- **Aim**: Print the listing as it stands, omitting all images.

- **Supplied entries**:

## start

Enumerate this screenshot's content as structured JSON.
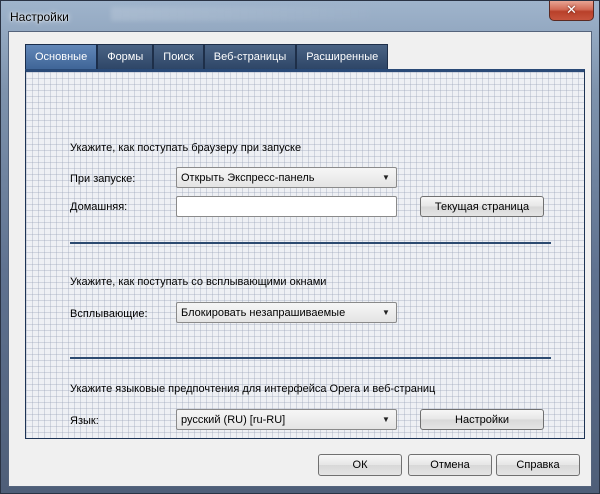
{
  "window": {
    "title": "Настройки",
    "close_glyph": "✕"
  },
  "tabs": [
    {
      "label": "Основные",
      "active": true
    },
    {
      "label": "Формы",
      "active": false
    },
    {
      "label": "Поиск",
      "active": false
    },
    {
      "label": "Веб-страницы",
      "active": false
    },
    {
      "label": "Расширенные",
      "active": false
    }
  ],
  "startup": {
    "heading": "Укажите, как поступать браузеру при запуске",
    "on_start_label": "При запуске:",
    "on_start_value": "Открыть Экспресс-панель",
    "home_label": "Домашняя:",
    "home_value": "",
    "current_page_button": "Текущая страница"
  },
  "popups": {
    "heading": "Укажите, как поступать со всплывающими окнами",
    "label": "Всплывающие:",
    "value": "Блокировать незапрашиваемые"
  },
  "language": {
    "heading": "Укажите языковые предпочтения для интерфейса Opera и веб-страниц",
    "label": "Язык:",
    "value": "русский (RU) [ru-RU]",
    "settings_button": "Настройки"
  },
  "footer": {
    "ok": "ОК",
    "cancel": "Отмена",
    "help": "Справка"
  },
  "icons": {
    "dropdown_arrow": "▼",
    "dropdown_icon_name": "chevron-down-icon"
  }
}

## end

- **Answer for this exercise**:
Enumerate this screenshot's content as structured JSON.
{
  "window": {
    "title": "Настройки",
    "close_glyph": "✕"
  },
  "tabs": [
    {
      "label": "Основные",
      "active": true
    },
    {
      "label": "Формы",
      "active": false
    },
    {
      "label": "Поиск",
      "active": false
    },
    {
      "label": "Веб-страницы",
      "active": false
    },
    {
      "label": "Расширенные",
      "active": false
    }
  ],
  "startup": {
    "heading": "Укажите, как поступать браузеру при запуске",
    "on_start_label": "При запуске:",
    "on_start_value": "Открыть Экспресс-панель",
    "home_label": "Домашняя:",
    "home_value": "",
    "current_page_button": "Текущая страница"
  },
  "popups": {
    "heading": "Укажите, как поступать со всплывающими окнами",
    "label": "Всплывающие:",
    "value": "Блокировать незапрашиваемые"
  },
  "language": {
    "heading": "Укажите языковые предпочтения для интерфейса Opera и веб-страниц",
    "label": "Язык:",
    "value": "русский (RU) [ru-RU]",
    "settings_button": "Настройки"
  },
  "footer": {
    "ok": "ОК",
    "cancel": "Отмена",
    "help": "Справка"
  },
  "icons": {
    "dropdown_arrow": "▼",
    "dropdown_icon_name": "chevron-down-icon"
  }
}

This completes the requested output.